**AIM**.
Below is a block of records; return all of them exactly, but without the images.

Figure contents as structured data
* BEGIN *

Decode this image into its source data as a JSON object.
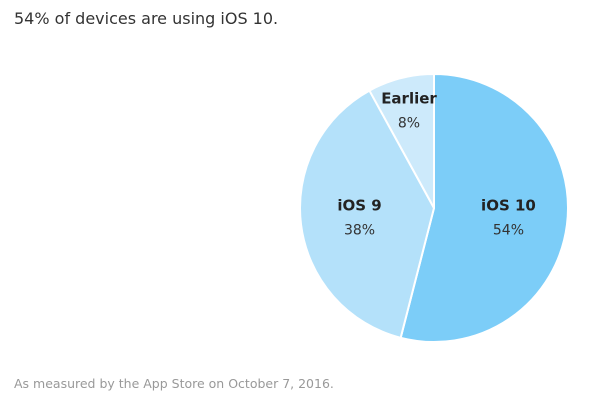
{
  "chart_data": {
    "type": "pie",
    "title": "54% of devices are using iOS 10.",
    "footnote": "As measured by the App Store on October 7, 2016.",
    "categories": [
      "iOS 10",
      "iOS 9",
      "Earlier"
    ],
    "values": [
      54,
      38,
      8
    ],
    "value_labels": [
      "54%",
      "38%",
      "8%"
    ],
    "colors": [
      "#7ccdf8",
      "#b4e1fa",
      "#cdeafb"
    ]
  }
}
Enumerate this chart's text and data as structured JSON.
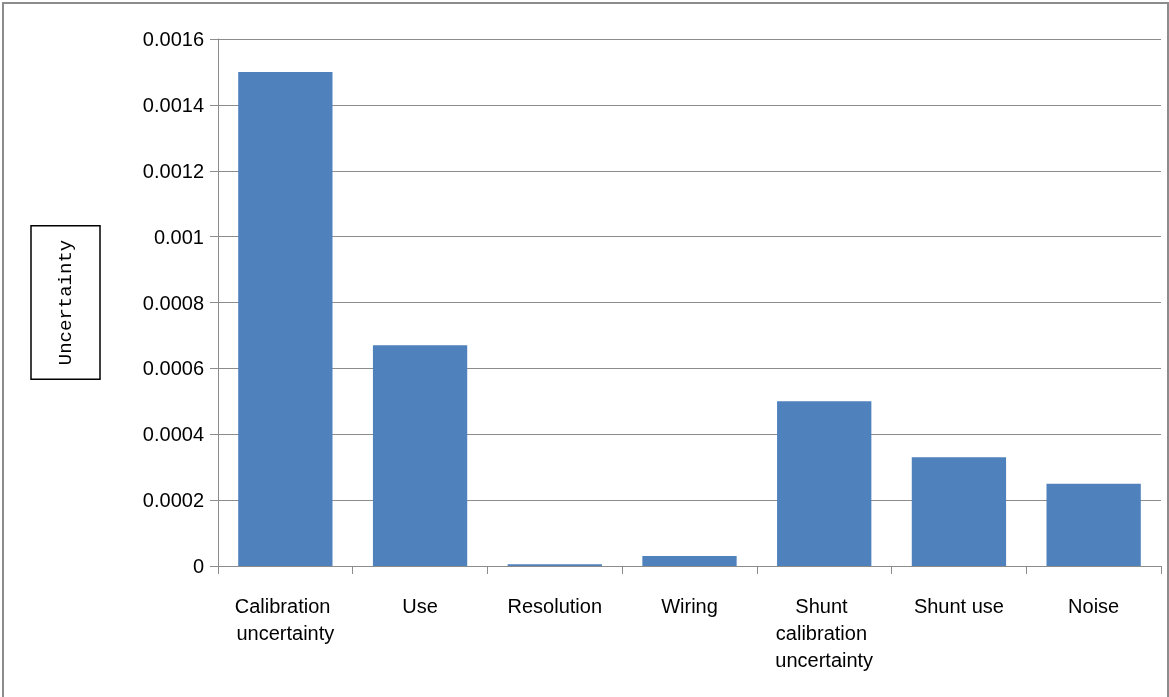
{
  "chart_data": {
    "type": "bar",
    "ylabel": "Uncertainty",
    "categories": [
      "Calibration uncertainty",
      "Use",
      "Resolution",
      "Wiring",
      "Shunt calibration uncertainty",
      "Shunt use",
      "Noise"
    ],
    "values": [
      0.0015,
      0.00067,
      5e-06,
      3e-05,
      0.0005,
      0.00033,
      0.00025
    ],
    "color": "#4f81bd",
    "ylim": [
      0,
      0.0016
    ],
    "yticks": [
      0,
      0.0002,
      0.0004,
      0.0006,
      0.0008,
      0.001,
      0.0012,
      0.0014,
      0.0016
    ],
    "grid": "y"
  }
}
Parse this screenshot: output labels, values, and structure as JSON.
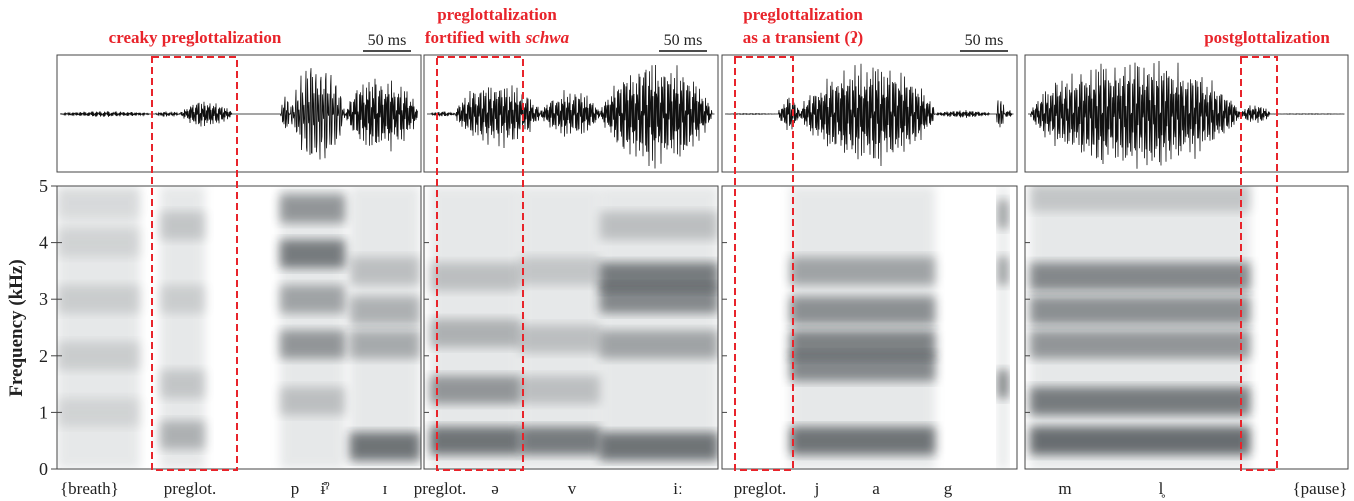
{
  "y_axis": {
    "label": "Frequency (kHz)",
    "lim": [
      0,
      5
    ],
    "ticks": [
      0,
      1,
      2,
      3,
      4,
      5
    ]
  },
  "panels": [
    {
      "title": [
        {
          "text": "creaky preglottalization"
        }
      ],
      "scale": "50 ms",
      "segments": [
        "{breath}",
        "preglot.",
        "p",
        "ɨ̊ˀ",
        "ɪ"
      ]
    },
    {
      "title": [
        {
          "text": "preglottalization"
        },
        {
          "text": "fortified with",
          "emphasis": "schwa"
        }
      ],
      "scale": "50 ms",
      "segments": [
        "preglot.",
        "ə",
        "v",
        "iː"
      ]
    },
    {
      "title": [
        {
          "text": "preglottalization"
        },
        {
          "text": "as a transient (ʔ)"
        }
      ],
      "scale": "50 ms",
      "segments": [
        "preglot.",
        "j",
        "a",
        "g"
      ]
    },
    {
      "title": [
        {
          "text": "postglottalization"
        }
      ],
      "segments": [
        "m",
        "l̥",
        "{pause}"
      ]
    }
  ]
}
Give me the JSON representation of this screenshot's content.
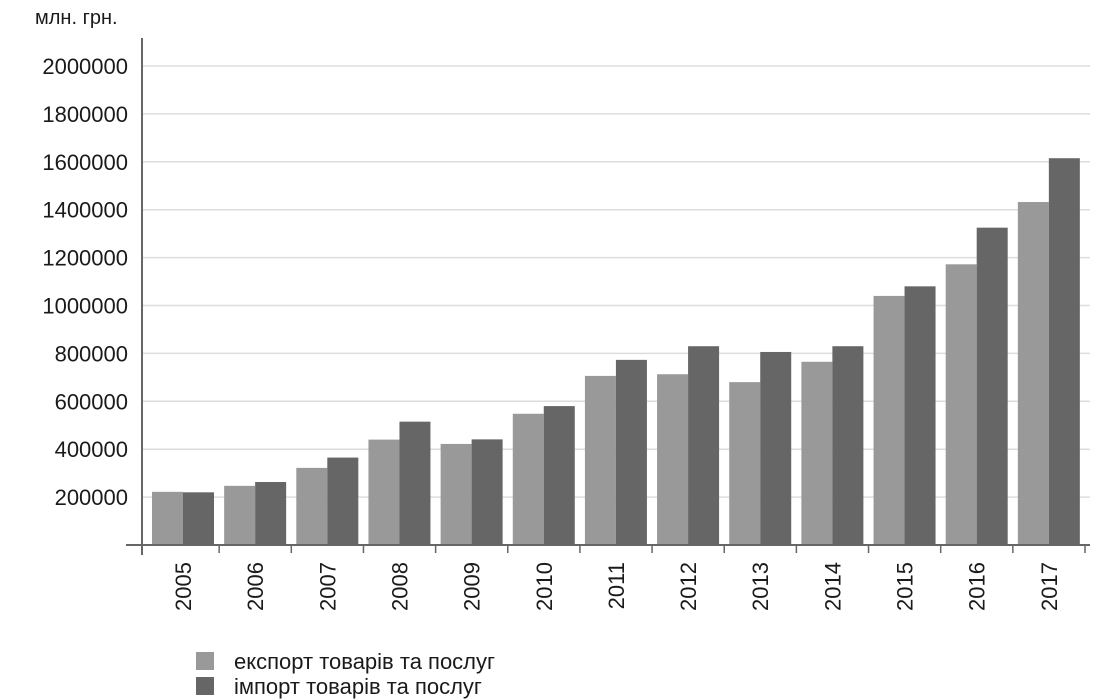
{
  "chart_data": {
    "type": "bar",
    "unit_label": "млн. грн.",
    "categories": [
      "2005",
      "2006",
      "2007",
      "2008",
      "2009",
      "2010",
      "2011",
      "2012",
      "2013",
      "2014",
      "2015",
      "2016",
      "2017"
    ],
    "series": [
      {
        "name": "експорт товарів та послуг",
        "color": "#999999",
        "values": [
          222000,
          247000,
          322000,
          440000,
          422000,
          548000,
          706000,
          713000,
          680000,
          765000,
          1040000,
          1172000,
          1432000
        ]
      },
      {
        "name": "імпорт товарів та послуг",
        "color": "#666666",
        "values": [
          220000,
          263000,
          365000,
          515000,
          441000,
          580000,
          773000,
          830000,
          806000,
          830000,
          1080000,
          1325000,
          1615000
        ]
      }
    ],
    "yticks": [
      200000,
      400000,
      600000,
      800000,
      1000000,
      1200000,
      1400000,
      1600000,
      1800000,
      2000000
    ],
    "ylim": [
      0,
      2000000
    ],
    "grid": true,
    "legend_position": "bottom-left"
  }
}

* END *

**PROBLEM SOLUTION**.
Decode this image into its source data as a JSON object.
{
  "chart_data": {
    "type": "pie",
    "title": "54% of devices are using iOS 10.",
    "footnote": "As measured by the App Store on October 7, 2016.",
    "categories": [
      "iOS 10",
      "iOS 9",
      "Earlier"
    ],
    "values": [
      54,
      38,
      8
    ],
    "value_labels": [
      "54%",
      "38%",
      "8%"
    ],
    "colors": [
      "#7ccdf8",
      "#b4e1fa",
      "#cdeafb"
    ]
  }
}
Enumerate this chart's text and data as structured JSON.
{
  "chart_data": {
    "type": "bar",
    "ylabel": "Uncertainty",
    "categories": [
      "Calibration uncertainty",
      "Use",
      "Resolution",
      "Wiring",
      "Shunt calibration uncertainty",
      "Shunt use",
      "Noise"
    ],
    "values": [
      0.0015,
      0.00067,
      5e-06,
      3e-05,
      0.0005,
      0.00033,
      0.00025
    ],
    "color": "#4f81bd",
    "ylim": [
      0,
      0.0016
    ],
    "yticks": [
      0,
      0.0002,
      0.0004,
      0.0006,
      0.0008,
      0.001,
      0.0012,
      0.0014,
      0.0016
    ],
    "grid": "y"
  }
}
Parse this screenshot: output labels, values, and structure as JSON.
{
  "y_axis": {
    "label": "Frequency (kHz)",
    "lim": [
      0,
      5
    ],
    "ticks": [
      0,
      1,
      2,
      3,
      4,
      5
    ]
  },
  "panels": [
    {
      "title": [
        {
          "text": "creaky preglottalization"
        }
      ],
      "scale": "50 ms",
      "segments": [
        "{breath}",
        "preglot.",
        "p",
        "ɨ̊ˀ",
        "ɪ"
      ]
    },
    {
      "title": [
        {
          "text": "preglottalization"
        },
        {
          "text": "fortified with",
          "emphasis": "schwa"
        }
      ],
      "scale": "50 ms",
      "segments": [
        "preglot.",
        "ə",
        "v",
        "iː"
      ]
    },
    {
      "title": [
        {
          "text": "preglottalization"
        },
        {
          "text": "as a transient (ʔ)"
        }
      ],
      "scale": "50 ms",
      "segments": [
        "preglot.",
        "j",
        "a",
        "g"
      ]
    },
    {
      "title": [
        {
          "text": "postglottalization"
        }
      ],
      "segments": [
        "m",
        "l̥",
        "{pause}"
      ]
    }
  ]
}
Give me the JSON representation of this screenshot's content.
{
  "chart_data": {
    "type": "bar",
    "unit_label": "млн. грн.",
    "categories": [
      "2005",
      "2006",
      "2007",
      "2008",
      "2009",
      "2010",
      "2011",
      "2012",
      "2013",
      "2014",
      "2015",
      "2016",
      "2017"
    ],
    "series": [
      {
        "name": "експорт товарів та послуг",
        "color": "#999999",
        "values": [
          222000,
          247000,
          322000,
          440000,
          422000,
          548000,
          706000,
          713000,
          680000,
          765000,
          1040000,
          1172000,
          1432000
        ]
      },
      {
        "name": "імпорт товарів та послуг",
        "color": "#666666",
        "values": [
          220000,
          263000,
          365000,
          515000,
          441000,
          580000,
          773000,
          830000,
          806000,
          830000,
          1080000,
          1325000,
          1615000
        ]
      }
    ],
    "yticks": [
      200000,
      400000,
      600000,
      800000,
      1000000,
      1200000,
      1400000,
      1600000,
      1800000,
      2000000
    ],
    "ylim": [
      0,
      2000000
    ],
    "grid": true,
    "legend_position": "bottom-left"
  }
}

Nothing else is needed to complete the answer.